__GIVEN EXERCISE__.
Turn every line of the listing below into a numbered list, skipping blank lines and leaving out the pictures.

__PROVIDED INFORMATION__.
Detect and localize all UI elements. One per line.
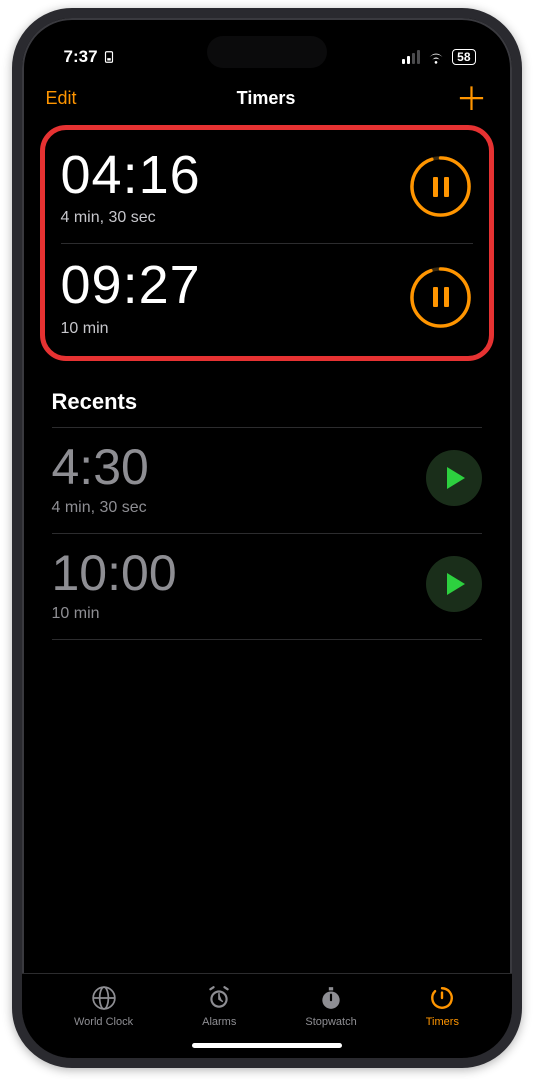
card-icon	[102, 50, 116, 64]
wifi-icon	[427, 50, 445, 64]
alarm-icon	[205, 984, 233, 1012]
globe-icon	[90, 984, 118, 1012]
tab-timers[interactable]: Timers	[426, 984, 459, 1028]
edit-button[interactable]: Edit	[46, 88, 77, 109]
recent-time: 4:30	[52, 440, 149, 495]
tab-stopwatch[interactable]: Stopwatch	[305, 984, 356, 1028]
recent-duration: 4 min, 30 sec	[52, 499, 149, 517]
recent-time: 10:00	[52, 546, 177, 601]
tab-label: Stopwatch	[305, 1016, 356, 1028]
timer-remaining: 04:16	[61, 146, 201, 205]
active-timer-row[interactable]: 04:16 4 min, 30 sec	[47, 134, 487, 243]
pause-button[interactable]	[409, 265, 473, 329]
tab-world-clock[interactable]: World Clock	[74, 984, 133, 1028]
highlight-box: 04:16 4 min, 30 sec 09:27 10 min	[40, 125, 494, 361]
recents-header: Recents	[22, 361, 512, 427]
progress-ring-icon	[409, 266, 472, 329]
stopwatch-icon	[317, 984, 345, 1012]
add-timer-button[interactable]: ＋	[455, 91, 487, 107]
tab-label: Timers	[426, 1016, 459, 1028]
timer-duration: 10 min	[61, 320, 201, 338]
dynamic-island	[207, 36, 327, 68]
progress-ring-icon	[409, 155, 472, 218]
tab-label: World Clock	[74, 1016, 133, 1028]
page-title: Timers	[237, 88, 296, 109]
battery-indicator: 58	[452, 49, 475, 65]
recent-duration: 10 min	[52, 605, 177, 623]
pause-button[interactable]	[409, 155, 473, 219]
signal-icon	[402, 50, 420, 64]
status-time: 7:37	[64, 47, 98, 67]
home-indicator[interactable]	[192, 1043, 342, 1048]
timer-duration: 4 min, 30 sec	[61, 209, 201, 227]
play-icon	[447, 573, 465, 595]
play-icon	[447, 467, 465, 489]
timer-remaining: 09:27	[61, 256, 201, 315]
active-timer-row[interactable]: 09:27 10 min	[47, 244, 487, 353]
phone-frame: 7:37 58 Edit Timers ＋ 04:16 4 min, 30 se…	[12, 8, 522, 1068]
tab-label: Alarms	[202, 1016, 236, 1028]
play-button[interactable]	[426, 450, 482, 506]
tab-alarms[interactable]: Alarms	[202, 984, 236, 1028]
recent-timer-row[interactable]: 10:00 10 min	[22, 534, 512, 639]
divider	[52, 639, 482, 640]
recent-timer-row[interactable]: 4:30 4 min, 30 sec	[22, 428, 512, 533]
timer-icon	[428, 984, 456, 1012]
play-button[interactable]	[426, 556, 482, 612]
nav-bar: Edit Timers ＋	[22, 74, 512, 125]
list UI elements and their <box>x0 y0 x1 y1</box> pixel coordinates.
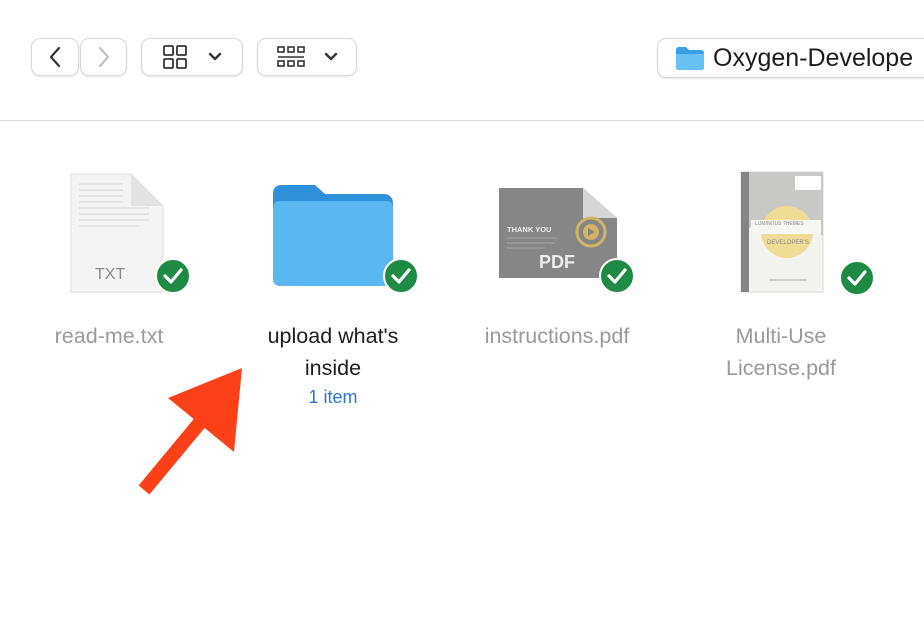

__EXERCISE RESPONSE__.
1. Detect and localize all UI elements. One per line.
2. card-icon	[102, 50, 116, 64]
3. wifi-icon	[427, 50, 445, 64]
4. alarm-icon	[205, 984, 233, 1012]
5. globe-icon	[90, 984, 118, 1012]
6. tab-timers[interactable]: Timers	[426, 984, 459, 1028]
7. edit-button[interactable]: Edit	[46, 88, 77, 109]
8. recent-time: 4:30	[52, 440, 149, 495]
9. tab-stopwatch[interactable]: Stopwatch	[305, 984, 356, 1028]
10. recent-duration: 4 min, 30 sec	[52, 499, 149, 517]
11. recent-time: 10:00	[52, 546, 177, 601]
12. tab-label: Stopwatch	[305, 1016, 356, 1028]
13. timer-remaining: 04:16	[61, 146, 201, 205]
14. active-timer-row[interactable]: 04:16 4 min, 30 sec	[47, 134, 487, 243]
15. pause-button[interactable]	[409, 265, 473, 329]
16. tab-world-clock[interactable]: World Clock	[74, 984, 133, 1028]
17. highlight-box: 04:16 4 min, 30 sec 09:27 10 min	[40, 125, 494, 361]
18. recents-header: Recents	[22, 361, 512, 427]
19. progress-ring-icon	[409, 266, 472, 329]
20. stopwatch-icon	[317, 984, 345, 1012]
21. add-timer-button[interactable]: ＋	[455, 91, 487, 107]
22. tab-label: Timers	[426, 1016, 459, 1028]
23. timer-duration: 10 min	[61, 320, 201, 338]
24. dynamic-island	[207, 36, 327, 68]
25. progress-ring-icon	[409, 155, 472, 218]
26. tab-label: World Clock	[74, 1016, 133, 1028]
27. page-title: Timers	[237, 88, 296, 109]
28. battery-indicator: 58	[452, 49, 475, 65]
29. recent-duration: 10 min	[52, 605, 177, 623]
30. pause-button[interactable]	[409, 155, 473, 219]
31. signal-icon	[402, 50, 420, 64]
32. status-time: 7:37	[64, 47, 98, 67]
33. home-indicator[interactable]	[192, 1043, 342, 1048]
34. timer-duration: 4 min, 30 sec	[61, 209, 201, 227]
35. play-icon	[447, 573, 465, 595]
36. play-icon	[447, 467, 465, 489]
37. timer-remaining: 09:27	[61, 256, 201, 315]
38. active-timer-row[interactable]: 09:27 10 min	[47, 244, 487, 353]
39. phone-frame: 7:37 58 Edit Timers ＋ 04:16 4 min, 30 se…	[12, 8, 522, 1068]
40. tab-label: Alarms	[202, 1016, 236, 1028]
41. play-button[interactable]	[426, 450, 482, 506]
42. tab-alarms[interactable]: Alarms	[202, 984, 236, 1028]
43. recent-timer-row[interactable]: 10:00 10 min	[22, 534, 512, 639]
44. divider	[52, 639, 482, 640]
45. recent-timer-row[interactable]: 4:30 4 min, 30 sec	[22, 428, 512, 533]
46. timer-icon	[428, 984, 456, 1012]
47. play-button[interactable]	[426, 556, 482, 612]
48. nav-bar: Edit Timers ＋	[22, 74, 512, 125]
49. list UI elements and their <box>x0 y0 x1 y1</box> pixel coordinates.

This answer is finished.